━━ Records provided ━━

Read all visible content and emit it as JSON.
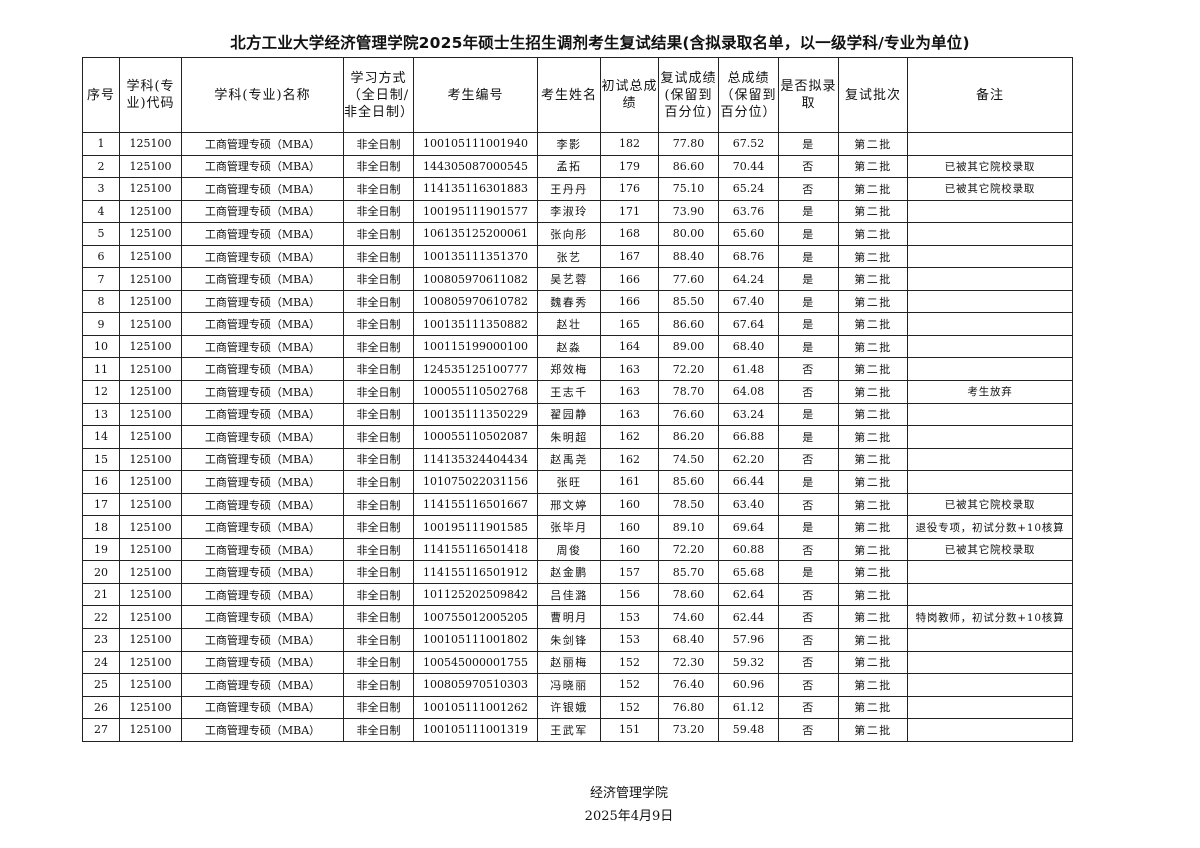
{
  "title": "北方工业大学经济管理学院2025年硕士生招生调剂考生复试结果(含拟录取名单，以一级学科/专业为单位)",
  "headers": [
    "序号",
    "学科(专业)代码",
    "学科(专业)名称",
    "学习方式（全日制/非全日制）",
    "考生编号",
    "考生姓名",
    "初试总成绩",
    "复试成绩(保留到百分位)",
    "总成绩（保留到百分位）",
    "是否拟录取",
    "复试批次",
    "备注"
  ],
  "rows": [
    [
      "1",
      "125100",
      "工商管理专硕（MBA）",
      "非全日制",
      "100105111001940",
      "李影",
      "182",
      "77.80",
      "67.52",
      "是",
      "第二批",
      ""
    ],
    [
      "2",
      "125100",
      "工商管理专硕（MBA）",
      "非全日制",
      "144305087000545",
      "孟拓",
      "179",
      "86.60",
      "70.44",
      "否",
      "第二批",
      "已被其它院校录取"
    ],
    [
      "3",
      "125100",
      "工商管理专硕（MBA）",
      "非全日制",
      "114135116301883",
      "王丹丹",
      "176",
      "75.10",
      "65.24",
      "否",
      "第二批",
      "已被其它院校录取"
    ],
    [
      "4",
      "125100",
      "工商管理专硕（MBA）",
      "非全日制",
      "100195111901577",
      "李淑玲",
      "171",
      "73.90",
      "63.76",
      "是",
      "第二批",
      ""
    ],
    [
      "5",
      "125100",
      "工商管理专硕（MBA）",
      "非全日制",
      "106135125200061",
      "张向彤",
      "168",
      "80.00",
      "65.60",
      "是",
      "第二批",
      ""
    ],
    [
      "6",
      "125100",
      "工商管理专硕（MBA）",
      "非全日制",
      "100135111351370",
      "张艺",
      "167",
      "88.40",
      "68.76",
      "是",
      "第二批",
      ""
    ],
    [
      "7",
      "125100",
      "工商管理专硕（MBA）",
      "非全日制",
      "100805970611082",
      "吴艺蓉",
      "166",
      "77.60",
      "64.24",
      "是",
      "第二批",
      ""
    ],
    [
      "8",
      "125100",
      "工商管理专硕（MBA）",
      "非全日制",
      "100805970610782",
      "魏春秀",
      "166",
      "85.50",
      "67.40",
      "是",
      "第二批",
      ""
    ],
    [
      "9",
      "125100",
      "工商管理专硕（MBA）",
      "非全日制",
      "100135111350882",
      "赵壮",
      "165",
      "86.60",
      "67.64",
      "是",
      "第二批",
      ""
    ],
    [
      "10",
      "125100",
      "工商管理专硕（MBA）",
      "非全日制",
      "100115199000100",
      "赵淼",
      "164",
      "89.00",
      "68.40",
      "是",
      "第二批",
      ""
    ],
    [
      "11",
      "125100",
      "工商管理专硕（MBA）",
      "非全日制",
      "124535125100777",
      "郑效梅",
      "163",
      "72.20",
      "61.48",
      "否",
      "第二批",
      ""
    ],
    [
      "12",
      "125100",
      "工商管理专硕（MBA）",
      "非全日制",
      "100055110502768",
      "王志千",
      "163",
      "78.70",
      "64.08",
      "否",
      "第二批",
      "考生放弃"
    ],
    [
      "13",
      "125100",
      "工商管理专硕（MBA）",
      "非全日制",
      "100135111350229",
      "翟园静",
      "163",
      "76.60",
      "63.24",
      "是",
      "第二批",
      ""
    ],
    [
      "14",
      "125100",
      "工商管理专硕（MBA）",
      "非全日制",
      "100055110502087",
      "朱明超",
      "162",
      "86.20",
      "66.88",
      "是",
      "第二批",
      ""
    ],
    [
      "15",
      "125100",
      "工商管理专硕（MBA）",
      "非全日制",
      "114135324404434",
      "赵禹尧",
      "162",
      "74.50",
      "62.20",
      "否",
      "第二批",
      ""
    ],
    [
      "16",
      "125100",
      "工商管理专硕（MBA）",
      "非全日制",
      "101075022031156",
      "张旺",
      "161",
      "85.60",
      "66.44",
      "是",
      "第二批",
      ""
    ],
    [
      "17",
      "125100",
      "工商管理专硕（MBA）",
      "非全日制",
      "114155116501667",
      "邢文婷",
      "160",
      "78.50",
      "63.40",
      "否",
      "第二批",
      "已被其它院校录取"
    ],
    [
      "18",
      "125100",
      "工商管理专硕（MBA）",
      "非全日制",
      "100195111901585",
      "张毕月",
      "160",
      "89.10",
      "69.64",
      "是",
      "第二批",
      "退役专项，初试分数+10核算"
    ],
    [
      "19",
      "125100",
      "工商管理专硕（MBA）",
      "非全日制",
      "114155116501418",
      "周俊",
      "160",
      "72.20",
      "60.88",
      "否",
      "第二批",
      "已被其它院校录取"
    ],
    [
      "20",
      "125100",
      "工商管理专硕（MBA）",
      "非全日制",
      "114155116501912",
      "赵金鹏",
      "157",
      "85.70",
      "65.68",
      "是",
      "第二批",
      ""
    ],
    [
      "21",
      "125100",
      "工商管理专硕（MBA）",
      "非全日制",
      "101125202509842",
      "吕佳潞",
      "156",
      "78.60",
      "62.64",
      "否",
      "第二批",
      ""
    ],
    [
      "22",
      "125100",
      "工商管理专硕（MBA）",
      "非全日制",
      "100755012005205",
      "曹明月",
      "153",
      "74.60",
      "62.44",
      "否",
      "第二批",
      "特岗教师，初试分数+10核算"
    ],
    [
      "23",
      "125100",
      "工商管理专硕（MBA）",
      "非全日制",
      "100105111001802",
      "朱剑锋",
      "153",
      "68.40",
      "57.96",
      "否",
      "第二批",
      ""
    ],
    [
      "24",
      "125100",
      "工商管理专硕（MBA）",
      "非全日制",
      "100545000001755",
      "赵丽梅",
      "152",
      "72.30",
      "59.32",
      "否",
      "第二批",
      ""
    ],
    [
      "25",
      "125100",
      "工商管理专硕（MBA）",
      "非全日制",
      "100805970510303",
      "冯晓丽",
      "152",
      "76.40",
      "60.96",
      "否",
      "第二批",
      ""
    ],
    [
      "26",
      "125100",
      "工商管理专硕（MBA）",
      "非全日制",
      "100105111001262",
      "许银娥",
      "152",
      "76.80",
      "61.12",
      "否",
      "第二批",
      ""
    ],
    [
      "27",
      "125100",
      "工商管理专硕（MBA）",
      "非全日制",
      "100105111001319",
      "王武军",
      "151",
      "73.20",
      "59.48",
      "否",
      "第二批",
      ""
    ]
  ],
  "footer": {
    "org": "经济管理学院",
    "date": "2025年4月9日"
  }
}
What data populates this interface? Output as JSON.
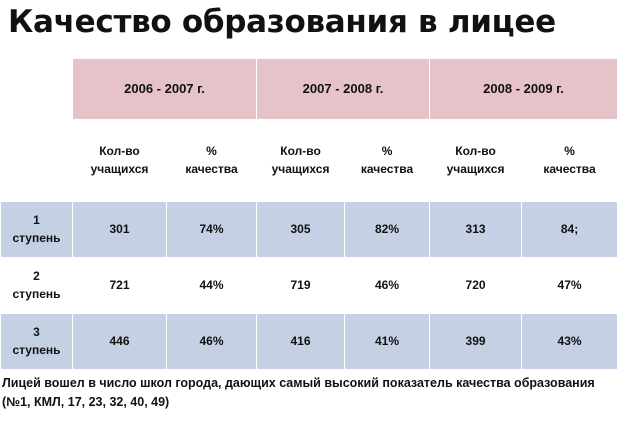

━━━

Aim => Repeat all the data as it stands, dropping any images it holds.

Answer to this problem =>
Read all visible content and emit it as JSON.
{
  "title": "北方工业大学经济管理学院2025年硕士生招生调剂考生复试结果(含拟录取名单，以一级学科/专业为单位)",
  "headers": [
    "序号",
    "学科(专业)代码",
    "学科(专业)名称",
    "学习方式（全日制/非全日制）",
    "考生编号",
    "考生姓名",
    "初试总成绩",
    "复试成绩(保留到百分位)",
    "总成绩（保留到百分位）",
    "是否拟录取",
    "复试批次",
    "备注"
  ],
  "rows": [
    [
      "1",
      "125100",
      "工商管理专硕（MBA）",
      "非全日制",
      "100105111001940",
      "李影",
      "182",
      "77.80",
      "67.52",
      "是",
      "第二批",
      ""
    ],
    [
      "2",
      "125100",
      "工商管理专硕（MBA）",
      "非全日制",
      "144305087000545",
      "孟拓",
      "179",
      "86.60",
      "70.44",
      "否",
      "第二批",
      "已被其它院校录取"
    ],
    [
      "3",
      "125100",
      "工商管理专硕（MBA）",
      "非全日制",
      "114135116301883",
      "王丹丹",
      "176",
      "75.10",
      "65.24",
      "否",
      "第二批",
      "已被其它院校录取"
    ],
    [
      "4",
      "125100",
      "工商管理专硕（MBA）",
      "非全日制",
      "100195111901577",
      "李淑玲",
      "171",
      "73.90",
      "63.76",
      "是",
      "第二批",
      ""
    ],
    [
      "5",
      "125100",
      "工商管理专硕（MBA）",
      "非全日制",
      "106135125200061",
      "张向彤",
      "168",
      "80.00",
      "65.60",
      "是",
      "第二批",
      ""
    ],
    [
      "6",
      "125100",
      "工商管理专硕（MBA）",
      "非全日制",
      "100135111351370",
      "张艺",
      "167",
      "88.40",
      "68.76",
      "是",
      "第二批",
      ""
    ],
    [
      "7",
      "125100",
      "工商管理专硕（MBA）",
      "非全日制",
      "100805970611082",
      "吴艺蓉",
      "166",
      "77.60",
      "64.24",
      "是",
      "第二批",
      ""
    ],
    [
      "8",
      "125100",
      "工商管理专硕（MBA）",
      "非全日制",
      "100805970610782",
      "魏春秀",
      "166",
      "85.50",
      "67.40",
      "是",
      "第二批",
      ""
    ],
    [
      "9",
      "125100",
      "工商管理专硕（MBA）",
      "非全日制",
      "100135111350882",
      "赵壮",
      "165",
      "86.60",
      "67.64",
      "是",
      "第二批",
      ""
    ],
    [
      "10",
      "125100",
      "工商管理专硕（MBA）",
      "非全日制",
      "100115199000100",
      "赵淼",
      "164",
      "89.00",
      "68.40",
      "是",
      "第二批",
      ""
    ],
    [
      "11",
      "125100",
      "工商管理专硕（MBA）",
      "非全日制",
      "124535125100777",
      "郑效梅",
      "163",
      "72.20",
      "61.48",
      "否",
      "第二批",
      ""
    ],
    [
      "12",
      "125100",
      "工商管理专硕（MBA）",
      "非全日制",
      "100055110502768",
      "王志千",
      "163",
      "78.70",
      "64.08",
      "否",
      "第二批",
      "考生放弃"
    ],
    [
      "13",
      "125100",
      "工商管理专硕（MBA）",
      "非全日制",
      "100135111350229",
      "翟园静",
      "163",
      "76.60",
      "63.24",
      "是",
      "第二批",
      ""
    ],
    [
      "14",
      "125100",
      "工商管理专硕（MBA）",
      "非全日制",
      "100055110502087",
      "朱明超",
      "162",
      "86.20",
      "66.88",
      "是",
      "第二批",
      ""
    ],
    [
      "15",
      "125100",
      "工商管理专硕（MBA）",
      "非全日制",
      "114135324404434",
      "赵禹尧",
      "162",
      "74.50",
      "62.20",
      "否",
      "第二批",
      ""
    ],
    [
      "16",
      "125100",
      "工商管理专硕（MBA）",
      "非全日制",
      "101075022031156",
      "张旺",
      "161",
      "85.60",
      "66.44",
      "是",
      "第二批",
      ""
    ],
    [
      "17",
      "125100",
      "工商管理专硕（MBA）",
      "非全日制",
      "114155116501667",
      "邢文婷",
      "160",
      "78.50",
      "63.40",
      "否",
      "第二批",
      "已被其它院校录取"
    ],
    [
      "18",
      "125100",
      "工商管理专硕（MBA）",
      "非全日制",
      "100195111901585",
      "张毕月",
      "160",
      "89.10",
      "69.64",
      "是",
      "第二批",
      "退役专项，初试分数+10核算"
    ],
    [
      "19",
      "125100",
      "工商管理专硕（MBA）",
      "非全日制",
      "114155116501418",
      "周俊",
      "160",
      "72.20",
      "60.88",
      "否",
      "第二批",
      "已被其它院校录取"
    ],
    [
      "20",
      "125100",
      "工商管理专硕（MBA）",
      "非全日制",
      "114155116501912",
      "赵金鹏",
      "157",
      "85.70",
      "65.68",
      "是",
      "第二批",
      ""
    ],
    [
      "21",
      "125100",
      "工商管理专硕（MBA）",
      "非全日制",
      "101125202509842",
      "吕佳潞",
      "156",
      "78.60",
      "62.64",
      "否",
      "第二批",
      ""
    ],
    [
      "22",
      "125100",
      "工商管理专硕（MBA）",
      "非全日制",
      "100755012005205",
      "曹明月",
      "153",
      "74.60",
      "62.44",
      "否",
      "第二批",
      "特岗教师，初试分数+10核算"
    ],
    [
      "23",
      "125100",
      "工商管理专硕（MBA）",
      "非全日制",
      "100105111001802",
      "朱剑锋",
      "153",
      "68.40",
      "57.96",
      "否",
      "第二批",
      ""
    ],
    [
      "24",
      "125100",
      "工商管理专硕（MBA）",
      "非全日制",
      "100545000001755",
      "赵丽梅",
      "152",
      "72.30",
      "59.32",
      "否",
      "第二批",
      ""
    ],
    [
      "25",
      "125100",
      "工商管理专硕（MBA）",
      "非全日制",
      "100805970510303",
      "冯晓丽",
      "152",
      "76.40",
      "60.96",
      "否",
      "第二批",
      ""
    ],
    [
      "26",
      "125100",
      "工商管理专硕（MBA）",
      "非全日制",
      "100105111001262",
      "许银娥",
      "152",
      "76.80",
      "61.12",
      "否",
      "第二批",
      ""
    ],
    [
      "27",
      "125100",
      "工商管理专硕（MBA）",
      "非全日制",
      "100105111001319",
      "王武军",
      "151",
      "73.20",
      "59.48",
      "否",
      "第二批",
      ""
    ]
  ],
  "footer": {
    "org": "经济管理学院",
    "date": "2025年4月9日"
  }
}
What data populates this interface? Output as JSON.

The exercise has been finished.